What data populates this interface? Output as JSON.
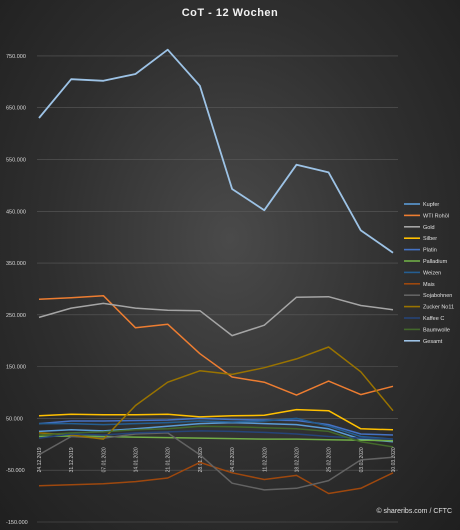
{
  "chart_data": {
    "type": "line",
    "title": "CoT - 12 Wochen",
    "credit": "© shareribs.com / CFTC",
    "ylim": [
      -150000,
      800000
    ],
    "yticks": [
      "750.000",
      "650.000",
      "550.000",
      "450.000",
      "350.000",
      "250.000",
      "150.000",
      "50.000",
      "-50.000",
      "-150.000"
    ],
    "ytick_values": [
      750000,
      650000,
      550000,
      450000,
      350000,
      250000,
      150000,
      50000,
      -50000,
      -150000
    ],
    "grid": true,
    "legend_position": "right",
    "x": [
      "24.12.2019",
      "31.12.2019",
      "07.01.2020",
      "14.01.2020",
      "21.01.2020",
      "28.01.2020",
      "04.02.2020",
      "11.02.2020",
      "18.02.2020",
      "25.02.2020",
      "03.03.2020",
      "10.03.2020"
    ],
    "series": [
      {
        "name": "Kupfer",
        "color": "#5b9bd5",
        "values": [
          25000,
          28000,
          26000,
          30000,
          35000,
          40000,
          42000,
          40000,
          38000,
          30000,
          10000,
          5000
        ]
      },
      {
        "name": "WTI Rohöl",
        "color": "#ed7d31",
        "values": [
          280000,
          283000,
          287000,
          225000,
          232000,
          175000,
          130000,
          120000,
          95000,
          122000,
          96000,
          112000
        ]
      },
      {
        "name": "Gold",
        "color": "#a5a5a5",
        "values": [
          245000,
          263000,
          272000,
          263000,
          259000,
          258000,
          210000,
          230000,
          284000,
          285000,
          268000,
          260000
        ]
      },
      {
        "name": "Silber",
        "color": "#ffc000",
        "values": [
          55000,
          58000,
          57000,
          57000,
          58000,
          53000,
          55000,
          56000,
          67000,
          65000,
          30000,
          28000
        ]
      },
      {
        "name": "Platin",
        "color": "#4472c4",
        "values": [
          40000,
          45000,
          45000,
          46000,
          47000,
          50000,
          48000,
          47000,
          46000,
          38000,
          20000,
          18000
        ]
      },
      {
        "name": "Palladium",
        "color": "#70ad47",
        "values": [
          15000,
          16000,
          15000,
          14000,
          13000,
          12000,
          11000,
          10000,
          10000,
          9000,
          8000,
          7000
        ]
      },
      {
        "name": "Weizen",
        "color": "#255e91",
        "values": [
          40000,
          40000,
          38000,
          40000,
          42000,
          45000,
          43000,
          45000,
          50000,
          35000,
          15000,
          10000
        ]
      },
      {
        "name": "Mais",
        "color": "#9e480e",
        "values": [
          -80000,
          -78000,
          -76000,
          -72000,
          -65000,
          -35000,
          -55000,
          -68000,
          -60000,
          -95000,
          -85000,
          -55000
        ]
      },
      {
        "name": "Sojabohnen",
        "color": "#636363",
        "values": [
          -20000,
          15000,
          12000,
          20000,
          22000,
          -20000,
          -75000,
          -88000,
          -85000,
          -70000,
          -30000,
          -25000
        ]
      },
      {
        "name": "Zucker No11",
        "color": "#997300",
        "values": [
          22000,
          18000,
          10000,
          75000,
          120000,
          142000,
          135000,
          148000,
          165000,
          188000,
          140000,
          65000
        ]
      },
      {
        "name": "Kaffee C",
        "color": "#264478",
        "values": [
          12000,
          20000,
          18000,
          22000,
          24000,
          26000,
          25000,
          23000,
          20000,
          15000,
          12000,
          10000
        ]
      },
      {
        "name": "Baumwolle",
        "color": "#43682b",
        "values": [
          18000,
          22000,
          24000,
          28000,
          30000,
          35000,
          34000,
          32000,
          30000,
          25000,
          5000,
          -5000
        ]
      },
      {
        "name": "Gesamt",
        "color": "#9dc3e6",
        "values": [
          630000,
          705000,
          702000,
          715000,
          762000,
          692000,
          493000,
          452000,
          540000,
          525000,
          413000,
          370000
        ]
      }
    ]
  }
}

-*-*-

TASK TO CARRY OUT
Leave out the pictures and give the listing above again exactly.

TASK RESULT
What data populates this interface? Output as JSON.
{
  "chart_data": {
    "type": "line",
    "title": "CoT - 12 Wochen",
    "credit": "© shareribs.com / CFTC",
    "ylim": [
      -150000,
      800000
    ],
    "yticks": [
      "750.000",
      "650.000",
      "550.000",
      "450.000",
      "350.000",
      "250.000",
      "150.000",
      "50.000",
      "-50.000",
      "-150.000"
    ],
    "ytick_values": [
      750000,
      650000,
      550000,
      450000,
      350000,
      250000,
      150000,
      50000,
      -50000,
      -150000
    ],
    "grid": true,
    "legend_position": "right",
    "x": [
      "24.12.2019",
      "31.12.2019",
      "07.01.2020",
      "14.01.2020",
      "21.01.2020",
      "28.01.2020",
      "04.02.2020",
      "11.02.2020",
      "18.02.2020",
      "25.02.2020",
      "03.03.2020",
      "10.03.2020"
    ],
    "series": [
      {
        "name": "Kupfer",
        "color": "#5b9bd5",
        "values": [
          25000,
          28000,
          26000,
          30000,
          35000,
          40000,
          42000,
          40000,
          38000,
          30000,
          10000,
          5000
        ]
      },
      {
        "name": "WTI Rohöl",
        "color": "#ed7d31",
        "values": [
          280000,
          283000,
          287000,
          225000,
          232000,
          175000,
          130000,
          120000,
          95000,
          122000,
          96000,
          112000
        ]
      },
      {
        "name": "Gold",
        "color": "#a5a5a5",
        "values": [
          245000,
          263000,
          272000,
          263000,
          259000,
          258000,
          210000,
          230000,
          284000,
          285000,
          268000,
          260000
        ]
      },
      {
        "name": "Silber",
        "color": "#ffc000",
        "values": [
          55000,
          58000,
          57000,
          57000,
          58000,
          53000,
          55000,
          56000,
          67000,
          65000,
          30000,
          28000
        ]
      },
      {
        "name": "Platin",
        "color": "#4472c4",
        "values": [
          40000,
          45000,
          45000,
          46000,
          47000,
          50000,
          48000,
          47000,
          46000,
          38000,
          20000,
          18000
        ]
      },
      {
        "name": "Palladium",
        "color": "#70ad47",
        "values": [
          15000,
          16000,
          15000,
          14000,
          13000,
          12000,
          11000,
          10000,
          10000,
          9000,
          8000,
          7000
        ]
      },
      {
        "name": "Weizen",
        "color": "#255e91",
        "values": [
          40000,
          40000,
          38000,
          40000,
          42000,
          45000,
          43000,
          45000,
          50000,
          35000,
          15000,
          10000
        ]
      },
      {
        "name": "Mais",
        "color": "#9e480e",
        "values": [
          -80000,
          -78000,
          -76000,
          -72000,
          -65000,
          -35000,
          -55000,
          -68000,
          -60000,
          -95000,
          -85000,
          -55000
        ]
      },
      {
        "name": "Sojabohnen",
        "color": "#636363",
        "values": [
          -20000,
          15000,
          12000,
          20000,
          22000,
          -20000,
          -75000,
          -88000,
          -85000,
          -70000,
          -30000,
          -25000
        ]
      },
      {
        "name": "Zucker No11",
        "color": "#997300",
        "values": [
          22000,
          18000,
          10000,
          75000,
          120000,
          142000,
          135000,
          148000,
          165000,
          188000,
          140000,
          65000
        ]
      },
      {
        "name": "Kaffee C",
        "color": "#264478",
        "values": [
          12000,
          20000,
          18000,
          22000,
          24000,
          26000,
          25000,
          23000,
          20000,
          15000,
          12000,
          10000
        ]
      },
      {
        "name": "Baumwolle",
        "color": "#43682b",
        "values": [
          18000,
          22000,
          24000,
          28000,
          30000,
          35000,
          34000,
          32000,
          30000,
          25000,
          5000,
          -5000
        ]
      },
      {
        "name": "Gesamt",
        "color": "#9dc3e6",
        "values": [
          630000,
          705000,
          702000,
          715000,
          762000,
          692000,
          493000,
          452000,
          540000,
          525000,
          413000,
          370000
        ]
      }
    ]
  }
}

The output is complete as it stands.